--- Data lines ---
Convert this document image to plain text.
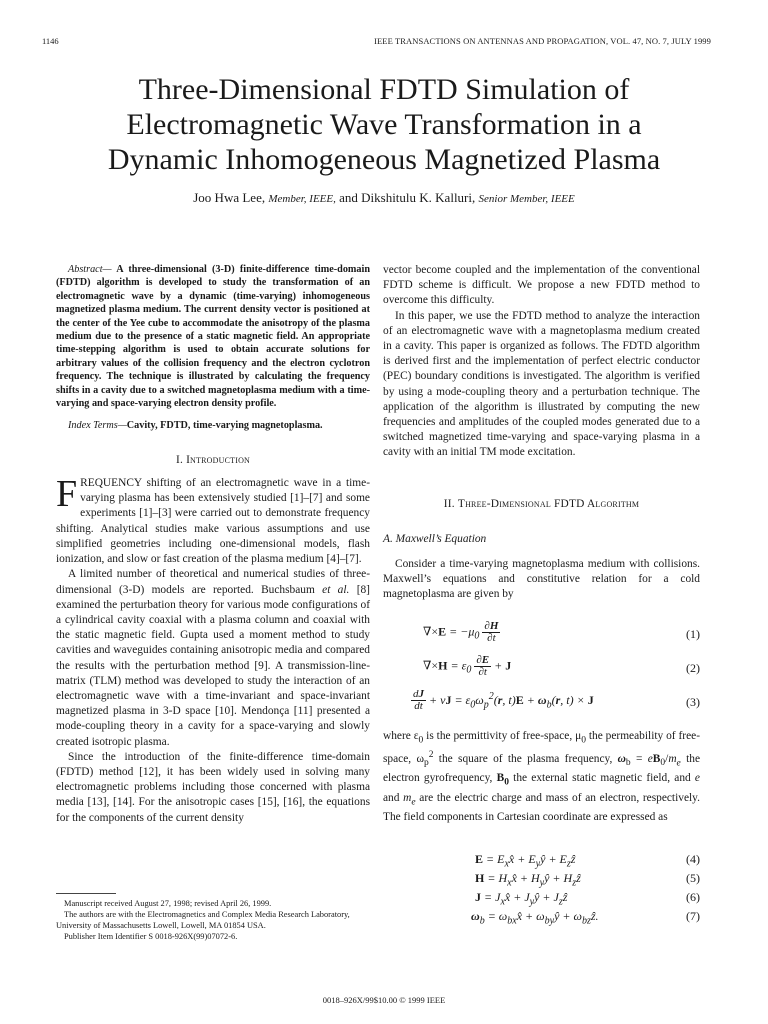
1146	IEEE TRANSACTIONS ON ANTENNAS AND PROPAGATION, VOL. 47, NO. 7, JULY 1999
Three-Dimensional FDTD Simulation of
Electromagnetic Wave Transformation in a
Dynamic Inhomogeneous Magnetized Plasma
Joo Hwa Lee, Member, IEEE, and Dikshitulu K. Kalluri, Senior Member, IEEE

Abstract— A three-dimensional (3-D) finite-difference time-domain (FDTD) algorithm is developed to study the transformation of an electromagnetic wave by a dynamic (time-varying) inhomogeneous magnetized plasma medium. The current density vector is positioned at the center of the Yee cube to accommodate the anisotropy of the plasma medium due to the presence of a static magnetic field. An appropriate time-stepping algorithm is used to obtain accurate solutions for arbitrary values of the collision frequency and the electron cyclotron frequency. The technique is illustrated by calculating the frequency shifts in a cavity due to a switched magnetoplasma medium with a time-varying and space-varying electron density profile.

Index Terms—Cavity, FDTD, time-varying magnetoplasma.

I. Introduction

FREQUENCY shifting of an electromagnetic wave in a time-varying plasma has been extensively studied [1]–[7] and some experiments [1]–[3] were carried out to demonstrate frequency shifting. Analytical studies make various assumptions and use simplified geometries including one-dimensional models, flash ionization, and slow or fast creation of the plasma medium [4]–[7].

A limited number of theoretical and numerical studies of three-dimensional (3-D) models are reported. Buchsbaum et al. [8] examined the perturbation theory for various mode configurations of a cylindrical cavity coaxial with a plasma column and coaxial with the static magnetic field. Gupta used a moment method to study cavities and waveguides containing anisotropic media and compared the results with the perturbation method [9]. A transmission-line-matrix (TLM) method was developed to study the interaction of an electromagnetic wave with a time-invariant and space-invariant magnetized plasma in 3-D space [10]. Mendonça [11] presented a mode-coupling theory in a cavity for a space-varying and slowly created isotropic plasma.

Since the introduction of the finite-difference time-domain (FDTD) method [12], it has been widely used in solving many electromagnetic problems including those concerned with plasma media [13], [14]. For the anisotropic cases [15], [16], the equations for the components of the current density

Manuscript received August 27, 1998; revised April 26, 1999.

The authors are with the Electromagnetics and Complex Media Research Laboratory, University of Massachusetts Lowell, Lowell, MA 01854 USA.

Publisher Item Identifier S 0018-926X(99)07072-6.

vector become coupled and the implementation of the conventional FDTD scheme is difficult. We propose a new FDTD method to overcome this difficulty.

In this paper, we use the FDTD method to analyze the interaction of an electromagnetic wave with a magnetoplasma medium created in a cavity. This paper is organized as follows. The FDTD algorithm is derived first and the implementation of perfect electric conductor (PEC) boundary conditions is investigated. The algorithm is verified by using a mode-coupling theory and a perturbation technique. The application of the algorithm is illustrated by computing the new frequencies and amplitudes of the coupled modes generated due to a switched magnetized time-varying and space-varying plasma in a cavity with an initial TM mode excitation.

II. Three-Dimensional FDTD Algorithm
A. Maxwell’s Equation

Consider a time-varying magnetoplasma medium with collisions. Maxwell’s equations and constitutive relation for a cold magnetoplasma are given by

$\nabla\times E = -\mu_0 \frac{\partial H}{\partial t}$	(1)
$\nabla\times H = \varepsilon_0 \frac{\partial E}{\partial t} + J$	(2)
$\frac{dJ}{dt} + \nu J = \varepsilon_0\omega_p^2(r$, $t)E + \omega_b(r$, t) × J	(3)

where $\varepsilon_0$ is the permittivity of free-space, $\mu_0$ the permeability of free-space, $\omega_p^2$ the square of the plasma frequency, $\omega_b = eB_0/m_e$ the electron gyrofrequency, $B_0$ the external static magnetic field, and e and $m_e$ are the electric charge and mass of an electron, respectively. The field components in Cartesian coordinate are expressed as

$E = E_xx̂$ + $E_yŷ$ + $E_zẑ$	(4)
$H = H_xx̂$ + $H_yŷ$ + $H_zẑ$	(5)
$J = J_xx̂$ + $J_yŷ$ + $J_zẑ$	(6)
$\omega_b$ = $\omega_{bx}x̂$ + $\omega_{by}ŷ$ + $\omega_{bz}ẑ$.	(7)
0018–926X/99$10.00 © 1999 IEEE
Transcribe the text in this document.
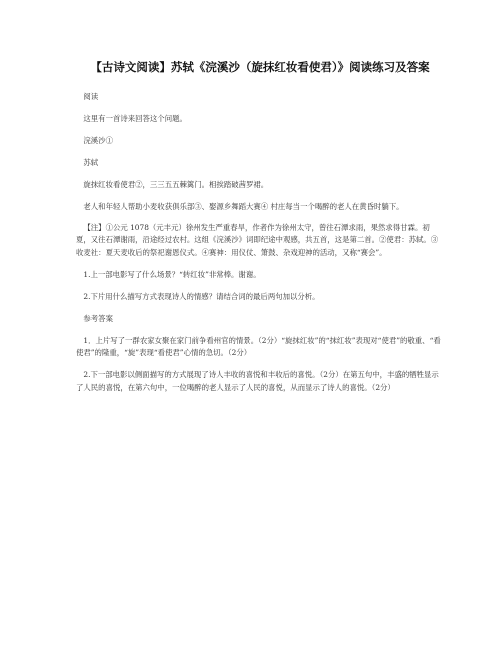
【古诗文阅读】苏轼《浣溪沙（旋抹红妆看使君）》阅读练习及答案

阅读

这里有一首诗来回答这个问题。

浣溪沙①

苏轼

旋抹红妆看使君②，三三五五棘篱门。相挨踏破茜罗裙。

老人和年轻人帮助小麦收获俱乐部③、娶源乡舞蹈大赛④ 村庄每当一个喝醉的老人在黄昏时躺下。

【注】①公元 1078（元丰元）徐州发生严重春旱，作者作为徐州太守，曾往石潭求雨，果然求得甘霖。初夏，又往石潭谢雨，沿途经过农村。这组《浣溪沙》词即纪途中观感，共五首，这是第二首。②使君：苏轼。③收麦社：夏天麦收后的祭祀谢恩仪式。④赛神：用仪仗、箫鼓、杂戏迎神的活动，又称“赛会”。

1.上一部电影写了什么场景？“转红妆”非常棒。谢谢。

2.下片用什么描写方式表现诗人的情感？请结合词的最后两句加以分析。

参考答案

1．上片写了一群农家女聚在家门前争看州官的情景。（2分）“旋抹红妆”的“抹红妆”表现对“使君”的敬重、“看使君”的隆重，“旋”表现“看使君”心情的急切。（2分）

2.下一部电影以侧面描写的方式展现了诗人丰收的喜悦和丰收后的喜悦。（2分）在第五句中，丰盛的牺牲显示了人民的喜悦，在第六句中，一位喝醉的老人显示了人民的喜悦，从而显示了诗人的喜悦。（2分）
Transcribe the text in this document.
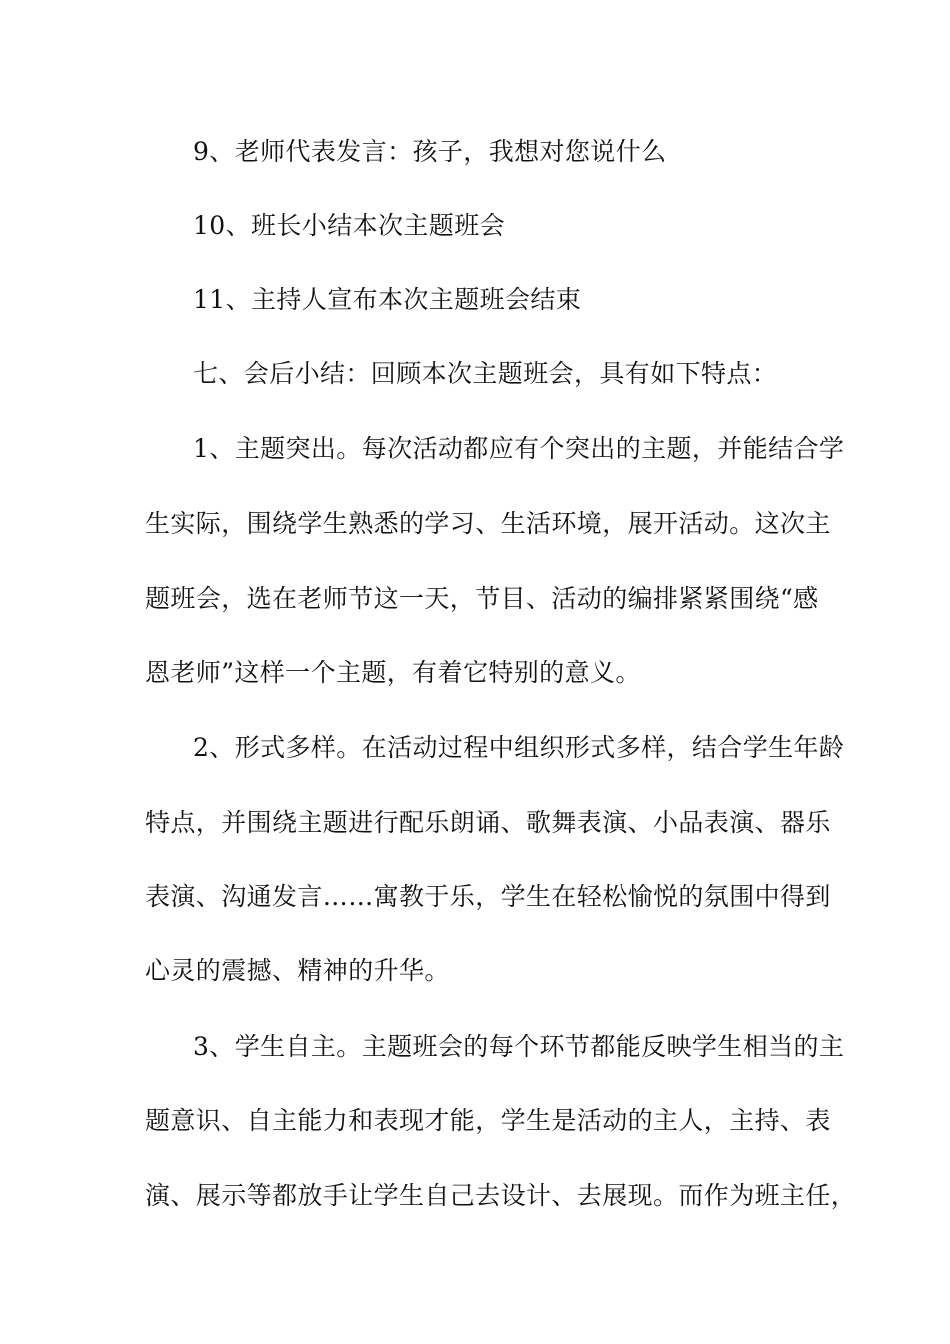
9、老师代表发言：孩子，我想对您说什么
10、班长小结本次主题班会
11、主持人宣布本次主题班会结束
七、会后小结：回顾本次主题班会，具有如下特点：
1、主题突出。每次活动都应有个突出的主题，并能结合学
生实际，围绕学生熟悉的学习、生活环境，展开活动。这次主
题班会，选在老师节这一天，节目、活动的编排紧紧围绕“感
恩老师”这样一个主题，有着它特别的意义。
2、形式多样。在活动过程中组织形式多样，结合学生年龄
特点，并围绕主题进行配乐朗诵、歌舞表演、小品表演、器乐
表演、沟通发言……寓教于乐，学生在轻松愉悦的氛围中得到
心灵的震撼、精神的升华。
3、学生自主。主题班会的每个环节都能反映学生相当的主
题意识、自主能力和表现才能，学生是活动的主人，主持、表
演、展示等都放手让学生自己去设计、去展现。而作为班主任，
---
Objective:
Of the lines in this data, how many contain "been"? Reply with only the number.

Task response:
2